Un dimanche dont la beauté a rongé lentement mon mal-être stupide, un dimanche où ne suis pas sortie, un dimanche où j'ai accompli juste les petites taches pour qu'il ne soit pas nul, un dimanche où je regardais mon ordinateur ramer avec l'idée de sa mort future sans trop m'en émouvoir mais avec agacement, un dimanche avec moments de lecture appliquée, un dimanche beau et calme et la reprise du prologue à l'atelier d'été de François Bon (… Et on ajoute, immédiatement, une contrainte : ce roman, seul et unique, que vous avez choisi, vous n’en direz ni le titre, ni l’auteur....)
Une retrouvaille
Je pensais l’avoir jeté, il vivait quelque part dans des souvenirs, dans mon regard, et si son nom me revisitait je n’aurais su dire ce qui relevait de mes anciennes lectures ou ce qui revenait à mon penchant naturel pour ce qu’il évoquait… l’ai retrouvé, toujours loque, couverture souple réunie comme pouvait à la première page par des bouts de scotch jaunis et renforcée/doublée d’un papier de Noël naïf, feuilles presque grumeleuses de vieillesse, brunies, comme épaissies qui m’ont fait hésiter, moi qui suis pourtant si peu susceptible de la chose, à mettre des gants pour en tourner les pages mais pour la raison inverse de celle des bibliothécaires auxquels sont confiés des trésors (ce que d’ailleurs n’ai pas fait, retrouvant rapidement le plaisir de le feuilleter tel qu’il était).. il était donc toujours là, le second, celui de la vraie lecture il y a une cinquantaine d’années ou un peu plus dont je ne saurais dire comment il est venu à moi, sauf un petit sentiment d’illégitimité qui m’en a fait censurer le souvenir, quelque chose comme une découverte dans un dépotoir, dans une benne, dans un écart quelconque qui a éveillé ma curiosité et me l’a fait emporter, larcin sans importance, mue par le désir de savoir ce qui se cachait derrière le récit quasi légendaire de l’édition pour la jeunesse de ma prime adolescence.

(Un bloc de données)
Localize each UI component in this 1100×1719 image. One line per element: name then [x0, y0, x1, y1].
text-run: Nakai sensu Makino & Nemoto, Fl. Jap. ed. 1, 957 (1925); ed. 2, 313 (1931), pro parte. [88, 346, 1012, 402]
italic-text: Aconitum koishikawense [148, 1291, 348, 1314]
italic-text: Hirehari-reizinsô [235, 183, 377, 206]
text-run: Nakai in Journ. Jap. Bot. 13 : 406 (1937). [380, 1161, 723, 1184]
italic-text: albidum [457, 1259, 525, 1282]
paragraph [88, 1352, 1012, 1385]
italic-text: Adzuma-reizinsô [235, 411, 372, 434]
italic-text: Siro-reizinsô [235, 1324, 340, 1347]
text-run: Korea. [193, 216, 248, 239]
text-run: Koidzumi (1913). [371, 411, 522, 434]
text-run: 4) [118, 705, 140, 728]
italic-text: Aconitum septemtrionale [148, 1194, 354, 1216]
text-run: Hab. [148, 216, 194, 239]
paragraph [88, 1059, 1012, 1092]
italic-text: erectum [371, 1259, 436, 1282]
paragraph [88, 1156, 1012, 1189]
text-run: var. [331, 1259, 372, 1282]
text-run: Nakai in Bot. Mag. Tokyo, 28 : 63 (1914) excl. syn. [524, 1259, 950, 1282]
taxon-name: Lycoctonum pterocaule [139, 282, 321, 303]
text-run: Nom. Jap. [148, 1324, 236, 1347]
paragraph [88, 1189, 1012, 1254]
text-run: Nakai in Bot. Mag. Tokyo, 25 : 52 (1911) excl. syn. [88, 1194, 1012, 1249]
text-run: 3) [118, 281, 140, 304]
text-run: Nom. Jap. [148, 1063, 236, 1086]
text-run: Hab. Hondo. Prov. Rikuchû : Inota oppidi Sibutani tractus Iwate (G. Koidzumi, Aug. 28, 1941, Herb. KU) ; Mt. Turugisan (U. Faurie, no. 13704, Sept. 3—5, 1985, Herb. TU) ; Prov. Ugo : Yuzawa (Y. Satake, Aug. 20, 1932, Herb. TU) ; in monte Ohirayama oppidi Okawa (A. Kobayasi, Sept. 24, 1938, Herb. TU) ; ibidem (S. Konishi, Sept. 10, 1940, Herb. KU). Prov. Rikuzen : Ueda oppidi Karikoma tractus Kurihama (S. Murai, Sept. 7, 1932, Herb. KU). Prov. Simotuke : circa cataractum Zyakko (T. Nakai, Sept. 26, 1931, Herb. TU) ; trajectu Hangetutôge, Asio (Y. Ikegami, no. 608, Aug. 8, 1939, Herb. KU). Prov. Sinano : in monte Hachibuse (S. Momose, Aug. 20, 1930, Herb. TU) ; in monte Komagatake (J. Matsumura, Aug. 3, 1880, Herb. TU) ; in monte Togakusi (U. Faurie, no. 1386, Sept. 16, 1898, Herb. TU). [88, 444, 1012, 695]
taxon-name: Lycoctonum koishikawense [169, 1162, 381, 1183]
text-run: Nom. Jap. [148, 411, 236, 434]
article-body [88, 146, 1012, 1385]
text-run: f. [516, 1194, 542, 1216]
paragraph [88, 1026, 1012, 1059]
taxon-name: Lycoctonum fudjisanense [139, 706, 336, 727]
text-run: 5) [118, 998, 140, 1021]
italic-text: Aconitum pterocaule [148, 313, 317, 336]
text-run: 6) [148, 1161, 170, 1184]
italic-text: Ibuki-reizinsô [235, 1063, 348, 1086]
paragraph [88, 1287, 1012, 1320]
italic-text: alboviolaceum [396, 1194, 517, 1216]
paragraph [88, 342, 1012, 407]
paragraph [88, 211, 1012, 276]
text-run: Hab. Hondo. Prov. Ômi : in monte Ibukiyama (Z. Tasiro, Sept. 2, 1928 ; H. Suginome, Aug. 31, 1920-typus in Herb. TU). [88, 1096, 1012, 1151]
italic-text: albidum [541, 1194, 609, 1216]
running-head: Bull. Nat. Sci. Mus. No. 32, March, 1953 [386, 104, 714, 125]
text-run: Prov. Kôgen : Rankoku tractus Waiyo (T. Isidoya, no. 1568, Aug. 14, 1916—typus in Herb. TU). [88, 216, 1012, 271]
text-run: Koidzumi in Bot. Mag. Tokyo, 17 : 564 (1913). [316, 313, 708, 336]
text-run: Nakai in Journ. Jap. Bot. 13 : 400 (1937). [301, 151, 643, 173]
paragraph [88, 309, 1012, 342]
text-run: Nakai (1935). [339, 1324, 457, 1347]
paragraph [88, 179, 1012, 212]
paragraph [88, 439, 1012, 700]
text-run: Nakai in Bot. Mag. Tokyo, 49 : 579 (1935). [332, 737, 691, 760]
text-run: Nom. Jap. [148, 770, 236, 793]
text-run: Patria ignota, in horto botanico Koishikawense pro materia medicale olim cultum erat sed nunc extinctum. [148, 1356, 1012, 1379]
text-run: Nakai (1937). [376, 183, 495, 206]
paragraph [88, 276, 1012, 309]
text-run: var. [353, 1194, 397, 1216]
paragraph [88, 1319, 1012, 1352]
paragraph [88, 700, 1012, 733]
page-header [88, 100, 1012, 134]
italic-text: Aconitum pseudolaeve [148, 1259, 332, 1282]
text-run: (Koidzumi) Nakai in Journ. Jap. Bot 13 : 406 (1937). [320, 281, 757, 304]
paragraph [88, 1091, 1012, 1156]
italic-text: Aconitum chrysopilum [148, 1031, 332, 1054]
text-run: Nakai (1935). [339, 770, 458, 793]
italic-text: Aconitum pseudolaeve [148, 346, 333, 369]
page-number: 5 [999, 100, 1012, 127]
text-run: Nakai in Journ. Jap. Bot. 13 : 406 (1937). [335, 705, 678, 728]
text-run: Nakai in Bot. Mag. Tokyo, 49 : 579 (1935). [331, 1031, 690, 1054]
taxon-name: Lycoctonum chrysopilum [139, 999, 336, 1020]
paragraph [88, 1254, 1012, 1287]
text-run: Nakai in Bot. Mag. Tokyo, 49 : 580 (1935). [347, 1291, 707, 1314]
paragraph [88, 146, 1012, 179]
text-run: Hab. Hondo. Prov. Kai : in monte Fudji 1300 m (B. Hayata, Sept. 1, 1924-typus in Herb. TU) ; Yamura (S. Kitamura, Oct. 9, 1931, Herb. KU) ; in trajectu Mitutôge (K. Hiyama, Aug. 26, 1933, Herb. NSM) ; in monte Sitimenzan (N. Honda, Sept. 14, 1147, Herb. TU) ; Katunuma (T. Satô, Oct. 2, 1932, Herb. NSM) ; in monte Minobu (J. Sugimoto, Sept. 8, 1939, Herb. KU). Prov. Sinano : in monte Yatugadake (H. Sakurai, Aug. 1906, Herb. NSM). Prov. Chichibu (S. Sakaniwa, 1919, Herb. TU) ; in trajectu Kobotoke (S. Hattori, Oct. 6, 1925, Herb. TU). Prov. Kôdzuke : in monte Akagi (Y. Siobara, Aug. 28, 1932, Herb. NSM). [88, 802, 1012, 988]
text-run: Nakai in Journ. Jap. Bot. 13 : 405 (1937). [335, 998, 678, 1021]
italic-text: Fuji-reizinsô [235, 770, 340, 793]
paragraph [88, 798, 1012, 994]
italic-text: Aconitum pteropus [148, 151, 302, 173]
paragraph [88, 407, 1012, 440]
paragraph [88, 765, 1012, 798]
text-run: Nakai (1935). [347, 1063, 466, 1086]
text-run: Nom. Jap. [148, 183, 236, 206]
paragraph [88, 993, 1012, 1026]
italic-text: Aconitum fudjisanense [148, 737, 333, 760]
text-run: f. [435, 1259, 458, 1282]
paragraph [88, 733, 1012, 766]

> _Consigne 1_
Retapez à l'identique le passage de l'extrait sur le livre retrouvé qui commence par « Un dimanche dont » et se termine par « titre, ni l’auteur....) ».
> _Consigne 2_
Rédigez la suite de l'extrait sur le livre retrouvé, en reprenant juste après sa dernière phrase.

> _Réponse attendue 1_
Un dimanche dont la beauté a rongé lentement mon mal-être stupide, un dimanche où ne suis pas sortie, un dimanche où j'ai accompli juste les petites taches pour qu'il ne soit pas nul, un dimanche où je regardais mon ordinateur ramer avec l'idée de sa mort future sans trop m'en émouvoir mais avec agacement, un dimanche avec moments de lecture appliquée, un dimanche beau et calme et la reprise du prologue à l'atelier d'été de François Bon (… Et on ajoute, immédiatement, une contrainte : ce roman, seul et unique, que vous avez choisi, vous n’en direz ni le titre, ni l’auteur....)

> _Réponse attendue 2_
Mais ce qui lui donne ce semblant ou cette réalité d’importance pour moi, même relu très rarement (viens de parcourir à nouveau sa masse, m’attardant plus ou moins dans mon parcours rapide comme volé au temps), ce n’est pas cette légende qui fait de son titre presque un thème, une banalité, c’est justement cette seconde et vraie lecture, en un temps où l’idée de roman, du moins postérieure aux grands romans effleurés à l’école puis dévorés, me faisait bailler honteusement ce qui m’a tenue à l’écart d’une bonne partie de la littérature du second vingtième siècle, sauf deux noms : Sarraute et Simon (faut dire que j’avais eu de la chance en tombant sur eux) cette lecture à œil neuf et le plaisir de découvrir que ce n’était pas un roman, ou alors hautement impur (comme finalement ce qu’avaient écrit les deux noms précités… et sans doute plusieurs de leurs contemporains et j’ai commencer à aller y voir).
Impur, pas tant par la série de citations qui lui sert d’introduction, que par l’entrelacement du récit, avec ce mélange d’humour, de lyrisme, de prosaïsme, de religiosité et de paganisme affiché, de ce récit donc auquel se réduisent souvent les évocations qui en sont faites, tellement qu’il est devenu un archétype, l’un de ces livres dont on reparle encore même passé de mode et sans l’avoir lu, et des chapitres documentaires, même si leur côté quasi scolaire revendiqué est contaminé par les légendes et l’humour qui flotte sur l’ensemble, leçons sur la matérialité de l’aventure et sur la sociologie de ceux qui la vivent.
Cet humour qui baigne toujours le sérieux de cet écrivain et qui m’est devenu plus évident dans ma rapide relecture de ces derniers jours après la découverte ravie lors du rapt de cette loque de cette « impureté », ces incessants changement de tons.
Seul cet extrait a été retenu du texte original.